> [Required task]: Tell how many lines in the data below hold the string "structured"; give nothing but the number.

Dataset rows
* * * * * * * * *
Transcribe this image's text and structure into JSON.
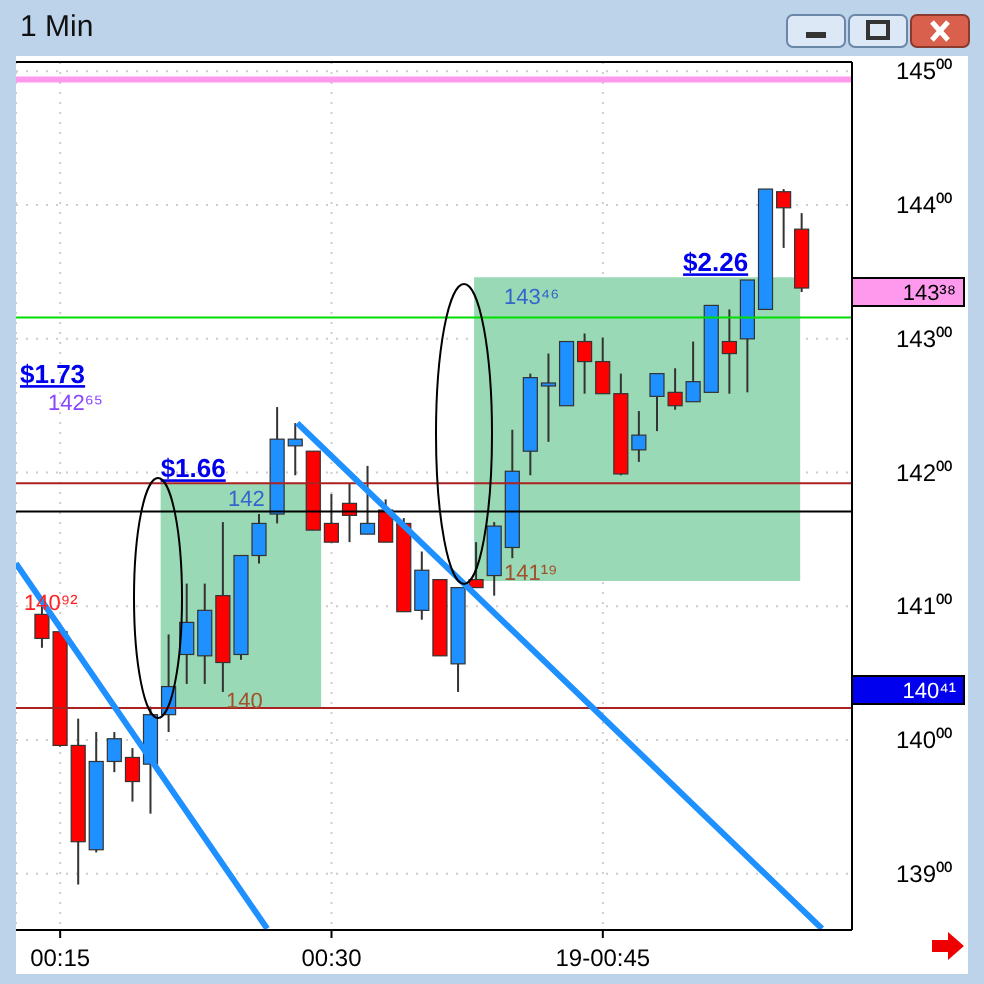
{
  "chart_data": {
    "type": "candlestick",
    "title": "1 Min",
    "x": [
      0.2333,
      0.25,
      0.2667,
      0.2833,
      0.3,
      0.3167,
      0.3333,
      0.35,
      0.3667,
      0.3833,
      0.4,
      0.4167,
      0.4333,
      0.45,
      0.4667,
      0.4833,
      0.5,
      0.5167,
      0.5333,
      0.55,
      0.5667,
      0.5833,
      0.6,
      0.6167,
      0.6333,
      0.65,
      0.6667,
      0.6833,
      0.7,
      0.7167,
      0.7333,
      0.75,
      0.7667,
      0.7833,
      0.8,
      0.8167,
      0.8333,
      0.85,
      0.8667,
      0.8833,
      0.9,
      0.9167,
      0.9333
    ],
    "ohlc": [
      [
        140.94,
        141.02,
        140.69,
        140.76
      ],
      [
        140.81,
        140.83,
        139.95,
        139.96
      ],
      [
        139.96,
        140.16,
        138.92,
        139.24
      ],
      [
        139.18,
        140.06,
        139.16,
        139.84
      ],
      [
        139.84,
        140.06,
        139.76,
        140.01
      ],
      [
        139.87,
        139.94,
        139.54,
        139.69
      ],
      [
        139.82,
        140.25,
        139.45,
        140.19
      ],
      [
        140.19,
        140.79,
        140.06,
        140.4
      ],
      [
        140.64,
        141.17,
        140.42,
        140.88
      ],
      [
        140.63,
        141.17,
        140.42,
        140.97
      ],
      [
        141.08,
        141.63,
        140.36,
        140.58
      ],
      [
        140.64,
        141.38,
        140.6,
        141.38
      ],
      [
        141.38,
        141.69,
        141.32,
        141.62
      ],
      [
        141.69,
        142.49,
        141.62,
        142.25
      ],
      [
        142.2,
        142.37,
        141.98,
        142.25
      ],
      [
        142.16,
        142.16,
        141.57,
        141.57
      ],
      [
        141.62,
        141.84,
        141.48,
        141.48
      ],
      [
        141.77,
        141.92,
        141.48,
        141.68
      ],
      [
        141.54,
        142.05,
        141.54,
        141.62
      ],
      [
        141.72,
        141.8,
        141.48,
        141.48
      ],
      [
        141.62,
        141.66,
        140.96,
        140.96
      ],
      [
        140.97,
        141.41,
        140.9,
        141.27
      ],
      [
        141.2,
        141.2,
        140.63,
        140.63
      ],
      [
        140.57,
        141.14,
        140.36,
        141.14
      ],
      [
        141.2,
        141.48,
        141.14,
        141.14
      ],
      [
        141.23,
        141.63,
        141.08,
        141.6
      ],
      [
        141.44,
        142.32,
        141.36,
        142.01
      ],
      [
        142.16,
        142.74,
        141.98,
        142.71
      ],
      [
        142.66,
        142.89,
        142.23,
        142.67
      ],
      [
        142.5,
        142.98,
        142.5,
        142.98
      ],
      [
        142.98,
        143.04,
        142.59,
        142.83
      ],
      [
        142.83,
        143.01,
        142.59,
        142.59
      ],
      [
        142.59,
        142.74,
        141.98,
        141.99
      ],
      [
        142.17,
        142.46,
        142.08,
        142.28
      ],
      [
        142.57,
        142.74,
        142.31,
        142.74
      ],
      [
        142.6,
        142.78,
        142.47,
        142.5
      ],
      [
        142.53,
        142.98,
        142.53,
        142.68
      ],
      [
        142.6,
        143.25,
        142.6,
        143.25
      ],
      [
        142.98,
        143.22,
        142.59,
        142.89
      ],
      [
        143.0,
        143.44,
        142.6,
        143.44
      ],
      [
        143.22,
        144.12,
        143.22,
        144.12
      ],
      [
        144.1,
        144.12,
        143.68,
        143.98
      ],
      [
        143.82,
        143.94,
        143.35,
        143.38
      ]
    ],
    "series": [
      {
        "type": "line",
        "color": "#1e90ff",
        "x": [
          0.2093,
          0.4407
        ],
        "values": [
          141.32,
          138.59
        ]
      },
      {
        "type": "line",
        "color": "#1e90ff",
        "x": [
          0.4685,
          0.9519
        ],
        "values": [
          142.37,
          138.59
        ]
      }
    ],
    "xlim": [
      0.2093,
      0.9796
    ],
    "xticks": [
      {
        "value": 0.25,
        "label": "00:15"
      },
      {
        "value": 0.5,
        "label": "00:30"
      },
      {
        "value": 0.75,
        "label": "19-00:45"
      }
    ],
    "ylim": [
      138.58,
      145.07
    ],
    "yticks": [
      {
        "value": 139,
        "label": "139⁰⁰"
      },
      {
        "value": 140,
        "label": "140⁰⁰"
      },
      {
        "value": 141,
        "label": "141⁰⁰"
      },
      {
        "value": 142,
        "label": "142⁰⁰"
      },
      {
        "value": 143,
        "label": "143⁰⁰"
      },
      {
        "value": 144,
        "label": "144⁰⁰"
      },
      {
        "value": 145,
        "label": "145⁰⁰"
      }
    ],
    "grid": true,
    "ref_lines": [
      {
        "axis": "y",
        "value": 144.94,
        "color": "#ff99ee"
      },
      {
        "axis": "y",
        "value": 143.16,
        "color": "#00dd00"
      },
      {
        "axis": "y",
        "value": 141.92,
        "color": "#aa2222"
      },
      {
        "axis": "y",
        "value": 141.71,
        "color": "#000000"
      },
      {
        "axis": "y",
        "value": 140.24,
        "color": "#aa2222"
      }
    ],
    "bands": [
      {
        "axis": "y",
        "from": 140.24,
        "to": 141.92,
        "color": "#99d9b5",
        "label": "$1.66"
      },
      {
        "axis": "y",
        "from": 141.19,
        "to": 143.46,
        "color": "#99d9b5",
        "label": "$2.26"
      }
    ],
    "annotations": [
      "$1.73",
      "142⁶⁵",
      "142",
      "140",
      "143⁴⁶",
      "141¹⁹",
      "140⁹²",
      "143³⁸",
      "140⁴¹"
    ]
  }
}
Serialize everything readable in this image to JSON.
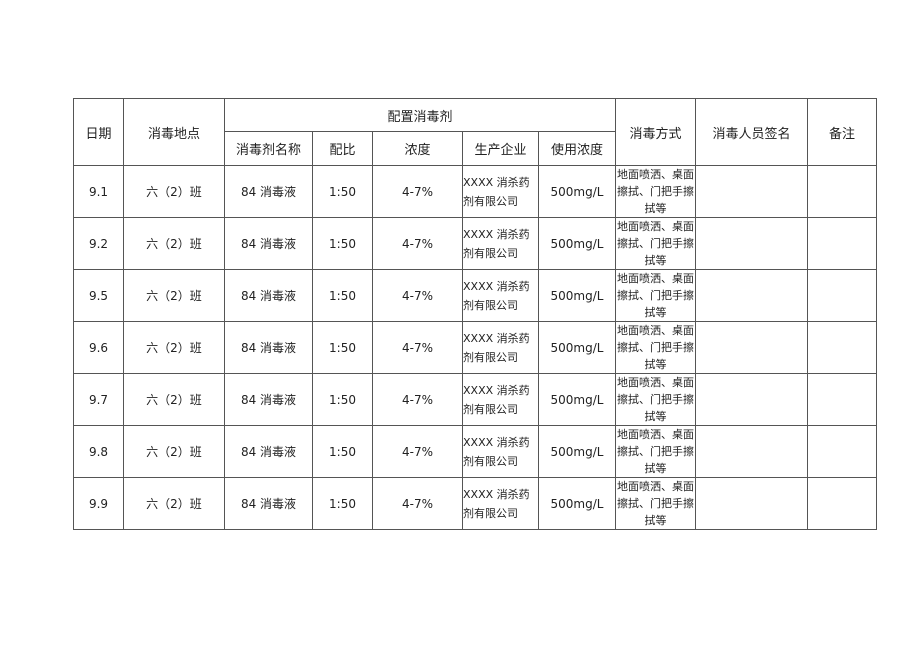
{
  "headers": {
    "date": "日期",
    "location": "消毒地点",
    "config_group": "配置消毒剂",
    "name": "消毒剂名称",
    "ratio": "配比",
    "concentration": "浓度",
    "manufacturer": "生产企业",
    "use_concentration": "使用浓度",
    "method": "消毒方式",
    "signature": "消毒人员签名",
    "remarks": "备注"
  },
  "rows": [
    {
      "date": "9.1",
      "location": "六（2）班",
      "name": "84 消毒液",
      "ratio": "1:50",
      "concentration": "4-7%",
      "manufacturer": "XXXX 消杀药剂有限公司",
      "use_concentration": "500mg/L",
      "method": "地面喷洒、桌面擦拭、门把手擦拭等",
      "signature": "",
      "remarks": ""
    },
    {
      "date": "9.2",
      "location": "六（2）班",
      "name": "84 消毒液",
      "ratio": "1:50",
      "concentration": "4-7%",
      "manufacturer": "XXXX 消杀药剂有限公司",
      "use_concentration": "500mg/L",
      "method": "地面喷洒、桌面擦拭、门把手擦拭等",
      "signature": "",
      "remarks": ""
    },
    {
      "date": "9.5",
      "location": "六（2）班",
      "name": "84 消毒液",
      "ratio": "1:50",
      "concentration": "4-7%",
      "manufacturer": "XXXX 消杀药剂有限公司",
      "use_concentration": "500mg/L",
      "method": "地面喷洒、桌面擦拭、门把手擦拭等",
      "signature": "",
      "remarks": ""
    },
    {
      "date": "9.6",
      "location": "六（2）班",
      "name": "84 消毒液",
      "ratio": "1:50",
      "concentration": "4-7%",
      "manufacturer": "XXXX 消杀药剂有限公司",
      "use_concentration": "500mg/L",
      "method": "地面喷洒、桌面擦拭、门把手擦拭等",
      "signature": "",
      "remarks": ""
    },
    {
      "date": "9.7",
      "location": "六（2）班",
      "name": "84 消毒液",
      "ratio": "1:50",
      "concentration": "4-7%",
      "manufacturer": "XXXX 消杀药剂有限公司",
      "use_concentration": "500mg/L",
      "method": "地面喷洒、桌面擦拭、门把手擦拭等",
      "signature": "",
      "remarks": ""
    },
    {
      "date": "9.8",
      "location": "六（2）班",
      "name": "84 消毒液",
      "ratio": "1:50",
      "concentration": "4-7%",
      "manufacturer": "XXXX 消杀药剂有限公司",
      "use_concentration": "500mg/L",
      "method": "地面喷洒、桌面擦拭、门把手擦拭等",
      "signature": "",
      "remarks": ""
    },
    {
      "date": "9.9",
      "location": "六（2）班",
      "name": "84 消毒液",
      "ratio": "1:50",
      "concentration": "4-7%",
      "manufacturer": "XXXX 消杀药剂有限公司",
      "use_concentration": "500mg/L",
      "method": "地面喷洒、桌面擦拭、门把手擦拭等",
      "signature": "",
      "remarks": ""
    }
  ]
}
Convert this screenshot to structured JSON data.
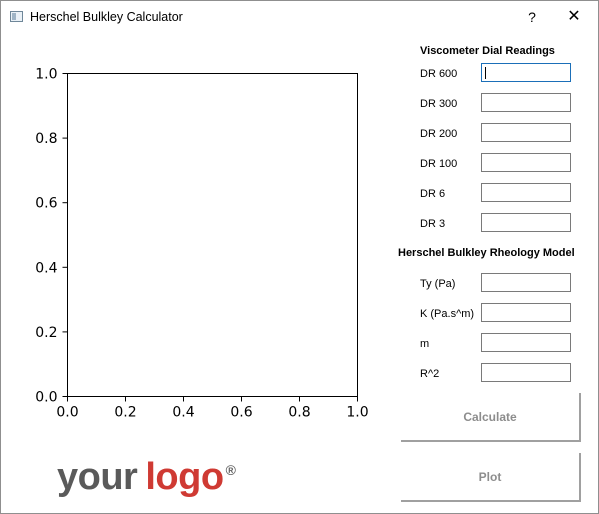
{
  "window": {
    "title": "Herschel Bulkley Calculator",
    "help_label": "?",
    "close_label": "✕",
    "icon": "app-window-icon"
  },
  "plot": {
    "x_ticks": [
      "0.0",
      "0.2",
      "0.4",
      "0.6",
      "0.8",
      "1.0"
    ],
    "y_ticks": [
      "0.0",
      "0.2",
      "0.4",
      "0.6",
      "0.8",
      "1.0"
    ]
  },
  "chart_data": {
    "type": "line",
    "series": [],
    "xlim": [
      0,
      1
    ],
    "ylim": [
      0,
      1
    ],
    "x_ticks": [
      "0.0",
      "0.2",
      "0.4",
      "0.6",
      "0.8",
      "1.0"
    ],
    "y_ticks": [
      "0.0",
      "0.2",
      "0.4",
      "0.6",
      "0.8",
      "1.0"
    ],
    "grid": false
  },
  "viscometer": {
    "title": "Viscometer Dial Readings",
    "fields": [
      {
        "label": "DR 600",
        "value": ""
      },
      {
        "label": "DR 300",
        "value": ""
      },
      {
        "label": "DR 200",
        "value": ""
      },
      {
        "label": "DR 100",
        "value": ""
      },
      {
        "label": "DR 6",
        "value": ""
      },
      {
        "label": "DR 3",
        "value": ""
      }
    ]
  },
  "model": {
    "title": "Herschel Bulkley Rheology Model",
    "fields": [
      {
        "label": "Ty (Pa)",
        "value": ""
      },
      {
        "label": "K (Pa.s^m)",
        "value": ""
      },
      {
        "label": "m",
        "value": ""
      },
      {
        "label": "R^2",
        "value": ""
      }
    ]
  },
  "buttons": {
    "calculate": "Calculate",
    "plot": "Plot"
  },
  "logo": {
    "word1": "your",
    "word2": "logo",
    "mark": "®"
  },
  "colors": {
    "logo_gray": "#5a5a5a",
    "logo_red": "#cf3a33",
    "focus_border": "#1b6fb8",
    "disabled_text": "#8d8d8d"
  }
}
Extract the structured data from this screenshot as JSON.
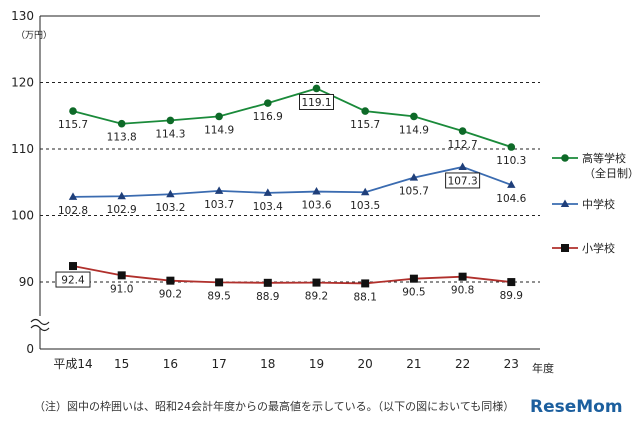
{
  "chart_data": {
    "type": "line",
    "unit_label": "（万円）",
    "x_unit_label": "年度",
    "categories": [
      "平成14",
      "15",
      "16",
      "17",
      "18",
      "19",
      "20",
      "21",
      "22",
      "23"
    ],
    "ylim": [
      0,
      130
    ],
    "yticks": [
      0,
      90,
      100,
      110,
      120,
      130
    ],
    "axis_break": true,
    "series": [
      {
        "name": "高等学校",
        "subname": "（全日制）",
        "marker": "circle",
        "color": "#1a8a3a",
        "values": [
          115.7,
          113.8,
          114.3,
          114.9,
          116.9,
          119.1,
          115.7,
          114.9,
          112.7,
          110.3
        ],
        "highlight_index": 5
      },
      {
        "name": "中学校",
        "marker": "triangle",
        "color": "#3a6bb0",
        "values": [
          102.8,
          102.9,
          103.2,
          103.7,
          103.4,
          103.6,
          103.5,
          105.7,
          107.3,
          104.6
        ],
        "highlight_index": 8
      },
      {
        "name": "小学校",
        "marker": "square",
        "color": "#b0302c",
        "values": [
          92.4,
          91.0,
          90.2,
          89.5,
          88.9,
          89.2,
          88.1,
          90.5,
          90.8,
          89.9
        ],
        "highlight_index": 0
      }
    ]
  },
  "footnote": "（注）図中の枠囲いは、昭和24会計年度からの最高値を示している。（以下の図においても同様）",
  "logo": {
    "text": "ReseMom",
    "color": "#1c5f9e"
  }
}
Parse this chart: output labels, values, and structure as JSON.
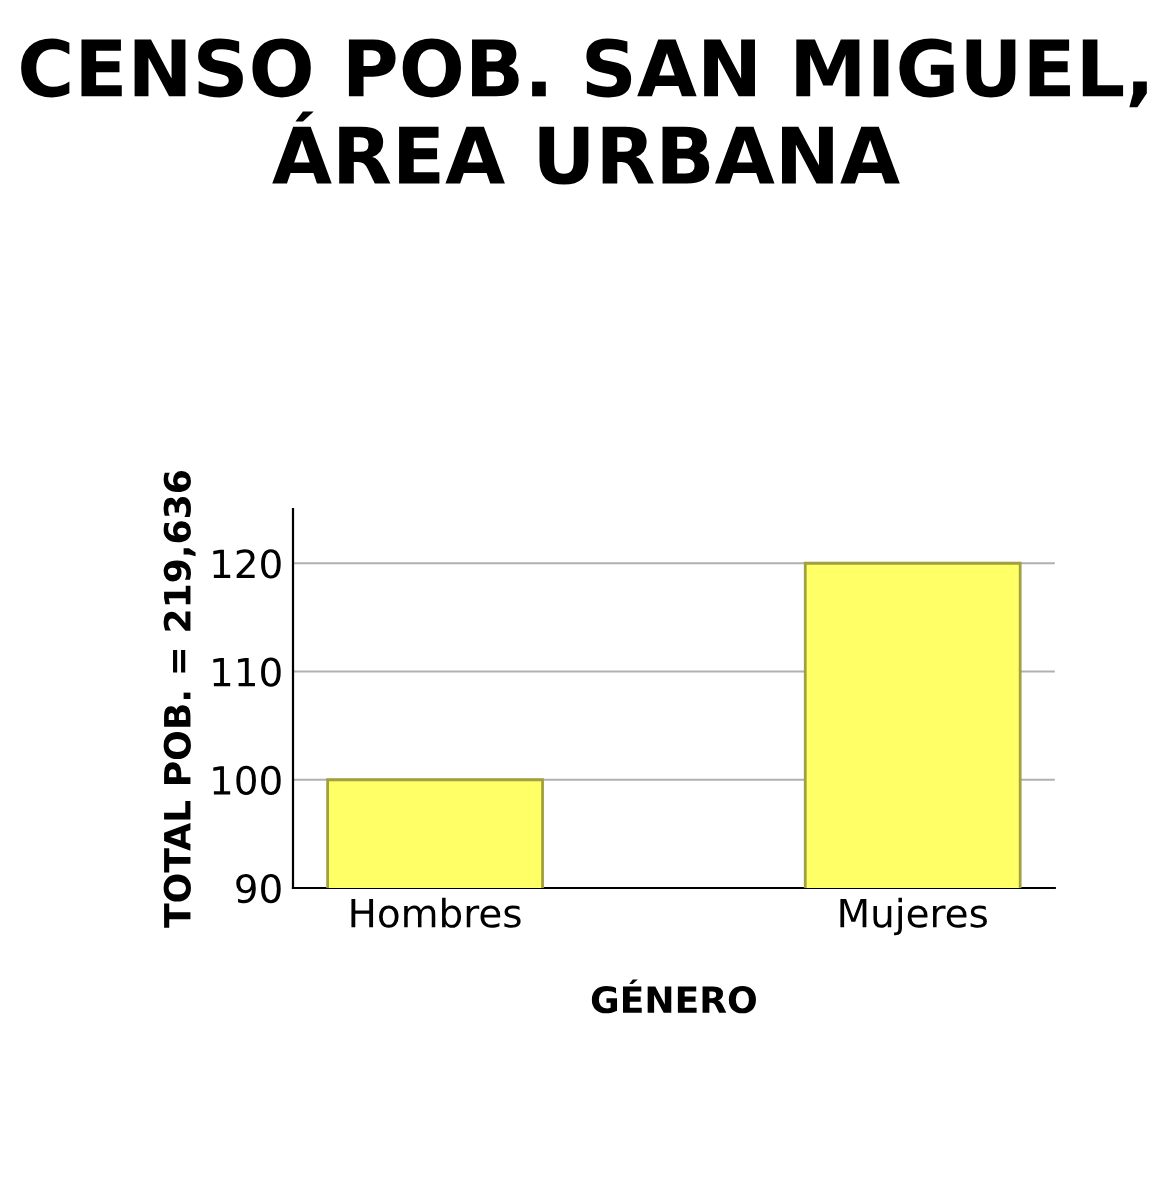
{
  "chart_data": {
    "type": "bar",
    "title": "CENSO POB. SAN MIGUEL, ÁREA URBANA",
    "xlabel": "GÉNERO",
    "ylabel": "TOTAL POB. = 219,636",
    "categories": [
      "Hombres",
      "Mujeres"
    ],
    "values": [
      100,
      120
    ],
    "color": "#ffff66",
    "ylim": [
      90,
      125
    ],
    "yticks": [
      90,
      100,
      110,
      120
    ],
    "grid": "y"
  }
}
* * * * * * * * *
> [Answer for the task]: 2